======== Source records ========

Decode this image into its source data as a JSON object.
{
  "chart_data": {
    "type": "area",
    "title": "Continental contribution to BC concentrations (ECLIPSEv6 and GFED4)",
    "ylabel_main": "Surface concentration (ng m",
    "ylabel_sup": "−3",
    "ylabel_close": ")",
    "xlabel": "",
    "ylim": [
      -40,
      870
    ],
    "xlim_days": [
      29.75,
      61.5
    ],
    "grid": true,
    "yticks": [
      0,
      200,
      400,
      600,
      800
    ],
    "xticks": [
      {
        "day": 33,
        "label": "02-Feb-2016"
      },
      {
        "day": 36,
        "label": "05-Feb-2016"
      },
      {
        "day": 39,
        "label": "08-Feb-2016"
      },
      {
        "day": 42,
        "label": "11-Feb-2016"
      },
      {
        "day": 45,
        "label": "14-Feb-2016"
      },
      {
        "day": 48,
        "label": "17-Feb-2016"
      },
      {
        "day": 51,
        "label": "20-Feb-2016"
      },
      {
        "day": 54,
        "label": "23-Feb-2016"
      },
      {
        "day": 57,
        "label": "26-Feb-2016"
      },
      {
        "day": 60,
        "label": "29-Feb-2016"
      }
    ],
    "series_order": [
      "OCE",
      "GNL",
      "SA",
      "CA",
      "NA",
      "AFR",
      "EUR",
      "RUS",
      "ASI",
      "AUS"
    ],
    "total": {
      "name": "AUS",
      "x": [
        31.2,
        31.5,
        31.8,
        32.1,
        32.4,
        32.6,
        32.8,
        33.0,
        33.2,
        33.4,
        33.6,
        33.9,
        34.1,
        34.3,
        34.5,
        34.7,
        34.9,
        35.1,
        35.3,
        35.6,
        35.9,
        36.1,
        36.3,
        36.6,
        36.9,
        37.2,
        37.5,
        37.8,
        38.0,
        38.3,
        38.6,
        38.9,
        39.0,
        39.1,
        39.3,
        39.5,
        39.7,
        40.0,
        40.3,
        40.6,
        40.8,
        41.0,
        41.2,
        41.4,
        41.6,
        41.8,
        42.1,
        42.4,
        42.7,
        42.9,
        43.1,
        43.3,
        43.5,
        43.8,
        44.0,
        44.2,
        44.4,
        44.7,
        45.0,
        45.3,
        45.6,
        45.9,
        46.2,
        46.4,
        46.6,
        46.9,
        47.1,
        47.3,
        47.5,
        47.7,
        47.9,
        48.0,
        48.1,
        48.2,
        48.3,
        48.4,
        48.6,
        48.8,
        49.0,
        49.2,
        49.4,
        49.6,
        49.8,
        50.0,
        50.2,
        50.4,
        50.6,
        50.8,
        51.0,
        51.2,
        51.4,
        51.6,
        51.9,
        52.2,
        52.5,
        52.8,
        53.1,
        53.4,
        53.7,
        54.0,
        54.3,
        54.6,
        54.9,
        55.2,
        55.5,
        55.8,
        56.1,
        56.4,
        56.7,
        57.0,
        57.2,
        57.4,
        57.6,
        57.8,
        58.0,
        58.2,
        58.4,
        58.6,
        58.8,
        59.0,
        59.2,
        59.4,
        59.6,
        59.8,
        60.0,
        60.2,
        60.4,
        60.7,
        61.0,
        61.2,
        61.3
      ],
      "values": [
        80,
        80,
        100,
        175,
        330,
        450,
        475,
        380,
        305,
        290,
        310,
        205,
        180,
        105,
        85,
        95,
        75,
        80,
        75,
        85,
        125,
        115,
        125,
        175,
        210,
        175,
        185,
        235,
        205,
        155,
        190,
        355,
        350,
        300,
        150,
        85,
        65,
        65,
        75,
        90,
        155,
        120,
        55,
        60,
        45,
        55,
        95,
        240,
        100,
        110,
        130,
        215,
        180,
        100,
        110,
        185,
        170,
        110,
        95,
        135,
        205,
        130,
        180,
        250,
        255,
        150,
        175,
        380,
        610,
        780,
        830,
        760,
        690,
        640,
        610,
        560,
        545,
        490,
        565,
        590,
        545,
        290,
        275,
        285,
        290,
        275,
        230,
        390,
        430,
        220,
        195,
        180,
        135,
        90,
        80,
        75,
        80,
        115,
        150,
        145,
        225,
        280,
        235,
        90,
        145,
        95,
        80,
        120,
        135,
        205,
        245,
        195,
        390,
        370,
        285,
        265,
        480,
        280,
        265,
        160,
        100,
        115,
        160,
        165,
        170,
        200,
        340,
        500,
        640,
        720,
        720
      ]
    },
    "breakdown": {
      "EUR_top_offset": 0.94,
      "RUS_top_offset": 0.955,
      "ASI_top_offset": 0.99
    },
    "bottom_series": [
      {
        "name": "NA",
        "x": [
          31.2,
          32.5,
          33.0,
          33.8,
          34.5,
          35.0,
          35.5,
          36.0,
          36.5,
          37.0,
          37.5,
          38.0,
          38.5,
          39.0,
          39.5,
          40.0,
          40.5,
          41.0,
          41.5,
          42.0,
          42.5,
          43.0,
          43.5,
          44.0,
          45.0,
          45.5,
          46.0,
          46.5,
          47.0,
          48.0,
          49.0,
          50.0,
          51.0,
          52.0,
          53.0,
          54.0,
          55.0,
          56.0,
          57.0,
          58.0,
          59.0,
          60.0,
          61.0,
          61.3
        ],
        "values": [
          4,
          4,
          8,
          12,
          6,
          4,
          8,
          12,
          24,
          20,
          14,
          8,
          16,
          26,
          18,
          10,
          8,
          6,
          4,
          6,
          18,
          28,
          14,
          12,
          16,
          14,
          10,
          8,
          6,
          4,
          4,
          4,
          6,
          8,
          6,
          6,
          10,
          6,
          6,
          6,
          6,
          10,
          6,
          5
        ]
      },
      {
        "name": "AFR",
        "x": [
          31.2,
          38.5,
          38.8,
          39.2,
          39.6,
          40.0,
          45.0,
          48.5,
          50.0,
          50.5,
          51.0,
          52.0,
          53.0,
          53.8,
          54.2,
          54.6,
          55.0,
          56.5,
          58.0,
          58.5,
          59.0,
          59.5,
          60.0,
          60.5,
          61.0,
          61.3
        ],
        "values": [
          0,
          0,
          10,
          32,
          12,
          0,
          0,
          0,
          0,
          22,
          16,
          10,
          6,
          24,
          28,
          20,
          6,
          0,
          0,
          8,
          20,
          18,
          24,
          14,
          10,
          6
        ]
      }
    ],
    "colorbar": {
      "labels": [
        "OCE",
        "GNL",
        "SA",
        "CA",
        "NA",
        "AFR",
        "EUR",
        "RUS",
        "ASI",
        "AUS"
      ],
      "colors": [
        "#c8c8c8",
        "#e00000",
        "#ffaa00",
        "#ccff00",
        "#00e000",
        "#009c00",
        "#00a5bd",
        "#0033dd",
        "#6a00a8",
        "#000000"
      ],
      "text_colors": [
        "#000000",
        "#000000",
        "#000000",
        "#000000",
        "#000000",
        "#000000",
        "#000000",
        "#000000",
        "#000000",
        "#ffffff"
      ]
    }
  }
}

========

Work to complete. Print again each line of the listing above, exactly as it appears.

Result below.
Decode this image into its source data as a JSON object.
{
  "chart_data": {
    "type": "area",
    "title": "Continental contribution to BC concentrations (ECLIPSEv6 and GFED4)",
    "ylabel_main": "Surface concentration (ng m",
    "ylabel_sup": "−3",
    "ylabel_close": ")",
    "xlabel": "",
    "ylim": [
      -40,
      870
    ],
    "xlim_days": [
      29.75,
      61.5
    ],
    "grid": true,
    "yticks": [
      0,
      200,
      400,
      600,
      800
    ],
    "xticks": [
      {
        "day": 33,
        "label": "02-Feb-2016"
      },
      {
        "day": 36,
        "label": "05-Feb-2016"
      },
      {
        "day": 39,
        "label": "08-Feb-2016"
      },
      {
        "day": 42,
        "label": "11-Feb-2016"
      },
      {
        "day": 45,
        "label": "14-Feb-2016"
      },
      {
        "day": 48,
        "label": "17-Feb-2016"
      },
      {
        "day": 51,
        "label": "20-Feb-2016"
      },
      {
        "day": 54,
        "label": "23-Feb-2016"
      },
      {
        "day": 57,
        "label": "26-Feb-2016"
      },
      {
        "day": 60,
        "label": "29-Feb-2016"
      }
    ],
    "series_order": [
      "OCE",
      "GNL",
      "SA",
      "CA",
      "NA",
      "AFR",
      "EUR",
      "RUS",
      "ASI",
      "AUS"
    ],
    "total": {
      "name": "AUS",
      "x": [
        31.2,
        31.5,
        31.8,
        32.1,
        32.4,
        32.6,
        32.8,
        33.0,
        33.2,
        33.4,
        33.6,
        33.9,
        34.1,
        34.3,
        34.5,
        34.7,
        34.9,
        35.1,
        35.3,
        35.6,
        35.9,
        36.1,
        36.3,
        36.6,
        36.9,
        37.2,
        37.5,
        37.8,
        38.0,
        38.3,
        38.6,
        38.9,
        39.0,
        39.1,
        39.3,
        39.5,
        39.7,
        40.0,
        40.3,
        40.6,
        40.8,
        41.0,
        41.2,
        41.4,
        41.6,
        41.8,
        42.1,
        42.4,
        42.7,
        42.9,
        43.1,
        43.3,
        43.5,
        43.8,
        44.0,
        44.2,
        44.4,
        44.7,
        45.0,
        45.3,
        45.6,
        45.9,
        46.2,
        46.4,
        46.6,
        46.9,
        47.1,
        47.3,
        47.5,
        47.7,
        47.9,
        48.0,
        48.1,
        48.2,
        48.3,
        48.4,
        48.6,
        48.8,
        49.0,
        49.2,
        49.4,
        49.6,
        49.8,
        50.0,
        50.2,
        50.4,
        50.6,
        50.8,
        51.0,
        51.2,
        51.4,
        51.6,
        51.9,
        52.2,
        52.5,
        52.8,
        53.1,
        53.4,
        53.7,
        54.0,
        54.3,
        54.6,
        54.9,
        55.2,
        55.5,
        55.8,
        56.1,
        56.4,
        56.7,
        57.0,
        57.2,
        57.4,
        57.6,
        57.8,
        58.0,
        58.2,
        58.4,
        58.6,
        58.8,
        59.0,
        59.2,
        59.4,
        59.6,
        59.8,
        60.0,
        60.2,
        60.4,
        60.7,
        61.0,
        61.2,
        61.3
      ],
      "values": [
        80,
        80,
        100,
        175,
        330,
        450,
        475,
        380,
        305,
        290,
        310,
        205,
        180,
        105,
        85,
        95,
        75,
        80,
        75,
        85,
        125,
        115,
        125,
        175,
        210,
        175,
        185,
        235,
        205,
        155,
        190,
        355,
        350,
        300,
        150,
        85,
        65,
        65,
        75,
        90,
        155,
        120,
        55,
        60,
        45,
        55,
        95,
        240,
        100,
        110,
        130,
        215,
        180,
        100,
        110,
        185,
        170,
        110,
        95,
        135,
        205,
        130,
        180,
        250,
        255,
        150,
        175,
        380,
        610,
        780,
        830,
        760,
        690,
        640,
        610,
        560,
        545,
        490,
        565,
        590,
        545,
        290,
        275,
        285,
        290,
        275,
        230,
        390,
        430,
        220,
        195,
        180,
        135,
        90,
        80,
        75,
        80,
        115,
        150,
        145,
        225,
        280,
        235,
        90,
        145,
        95,
        80,
        120,
        135,
        205,
        245,
        195,
        390,
        370,
        285,
        265,
        480,
        280,
        265,
        160,
        100,
        115,
        160,
        165,
        170,
        200,
        340,
        500,
        640,
        720,
        720
      ]
    },
    "breakdown": {
      "EUR_top_offset": 0.94,
      "RUS_top_offset": 0.955,
      "ASI_top_offset": 0.99
    },
    "bottom_series": [
      {
        "name": "NA",
        "x": [
          31.2,
          32.5,
          33.0,
          33.8,
          34.5,
          35.0,
          35.5,
          36.0,
          36.5,
          37.0,
          37.5,
          38.0,
          38.5,
          39.0,
          39.5,
          40.0,
          40.5,
          41.0,
          41.5,
          42.0,
          42.5,
          43.0,
          43.5,
          44.0,
          45.0,
          45.5,
          46.0,
          46.5,
          47.0,
          48.0,
          49.0,
          50.0,
          51.0,
          52.0,
          53.0,
          54.0,
          55.0,
          56.0,
          57.0,
          58.0,
          59.0,
          60.0,
          61.0,
          61.3
        ],
        "values": [
          4,
          4,
          8,
          12,
          6,
          4,
          8,
          12,
          24,
          20,
          14,
          8,
          16,
          26,
          18,
          10,
          8,
          6,
          4,
          6,
          18,
          28,
          14,
          12,
          16,
          14,
          10,
          8,
          6,
          4,
          4,
          4,
          6,
          8,
          6,
          6,
          10,
          6,
          6,
          6,
          6,
          10,
          6,
          5
        ]
      },
      {
        "name": "AFR",
        "x": [
          31.2,
          38.5,
          38.8,
          39.2,
          39.6,
          40.0,
          45.0,
          48.5,
          50.0,
          50.5,
          51.0,
          52.0,
          53.0,
          53.8,
          54.2,
          54.6,
          55.0,
          56.5,
          58.0,
          58.5,
          59.0,
          59.5,
          60.0,
          60.5,
          61.0,
          61.3
        ],
        "values": [
          0,
          0,
          10,
          32,
          12,
          0,
          0,
          0,
          0,
          22,
          16,
          10,
          6,
          24,
          28,
          20,
          6,
          0,
          0,
          8,
          20,
          18,
          24,
          14,
          10,
          6
        ]
      }
    ],
    "colorbar": {
      "labels": [
        "OCE",
        "GNL",
        "SA",
        "CA",
        "NA",
        "AFR",
        "EUR",
        "RUS",
        "ASI",
        "AUS"
      ],
      "colors": [
        "#c8c8c8",
        "#e00000",
        "#ffaa00",
        "#ccff00",
        "#00e000",
        "#009c00",
        "#00a5bd",
        "#0033dd",
        "#6a00a8",
        "#000000"
      ],
      "text_colors": [
        "#000000",
        "#000000",
        "#000000",
        "#000000",
        "#000000",
        "#000000",
        "#000000",
        "#000000",
        "#000000",
        "#ffffff"
      ]
    }
  }
}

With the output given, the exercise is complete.